Dataset content
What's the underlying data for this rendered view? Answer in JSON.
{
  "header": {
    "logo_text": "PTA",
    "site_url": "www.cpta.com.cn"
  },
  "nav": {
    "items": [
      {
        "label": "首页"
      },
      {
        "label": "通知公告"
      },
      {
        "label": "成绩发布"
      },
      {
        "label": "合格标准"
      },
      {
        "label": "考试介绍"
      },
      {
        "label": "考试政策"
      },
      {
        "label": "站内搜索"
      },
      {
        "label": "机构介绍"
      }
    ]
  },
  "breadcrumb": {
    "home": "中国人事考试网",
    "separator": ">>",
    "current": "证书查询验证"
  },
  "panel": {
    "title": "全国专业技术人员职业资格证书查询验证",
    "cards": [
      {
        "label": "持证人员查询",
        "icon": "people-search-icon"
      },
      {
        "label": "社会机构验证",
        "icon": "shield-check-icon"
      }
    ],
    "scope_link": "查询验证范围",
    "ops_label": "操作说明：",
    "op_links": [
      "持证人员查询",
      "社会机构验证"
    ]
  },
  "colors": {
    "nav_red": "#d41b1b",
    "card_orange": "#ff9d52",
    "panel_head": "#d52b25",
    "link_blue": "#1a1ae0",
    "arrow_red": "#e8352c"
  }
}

Exercise goal
Copy all of the data exactly.

Solution for this problem
What's the underlying data for this rendered view? Answer in JSON.
{
  "header": {
    "logo_text": "PTA",
    "site_url": "www.cpta.com.cn"
  },
  "nav": {
    "items": [
      {
        "label": "首页"
      },
      {
        "label": "通知公告"
      },
      {
        "label": "成绩发布"
      },
      {
        "label": "合格标准"
      },
      {
        "label": "考试介绍"
      },
      {
        "label": "考试政策"
      },
      {
        "label": "站内搜索"
      },
      {
        "label": "机构介绍"
      }
    ]
  },
  "breadcrumb": {
    "home": "中国人事考试网",
    "separator": ">>",
    "current": "证书查询验证"
  },
  "panel": {
    "title": "全国专业技术人员职业资格证书查询验证",
    "cards": [
      {
        "label": "持证人员查询",
        "icon": "people-search-icon"
      },
      {
        "label": "社会机构验证",
        "icon": "shield-check-icon"
      }
    ],
    "scope_link": "查询验证范围",
    "ops_label": "操作说明：",
    "op_links": [
      "持证人员查询",
      "社会机构验证"
    ]
  },
  "colors": {
    "nav_red": "#d41b1b",
    "card_orange": "#ff9d52",
    "panel_head": "#d52b25",
    "link_blue": "#1a1ae0",
    "arrow_red": "#e8352c"
  }
}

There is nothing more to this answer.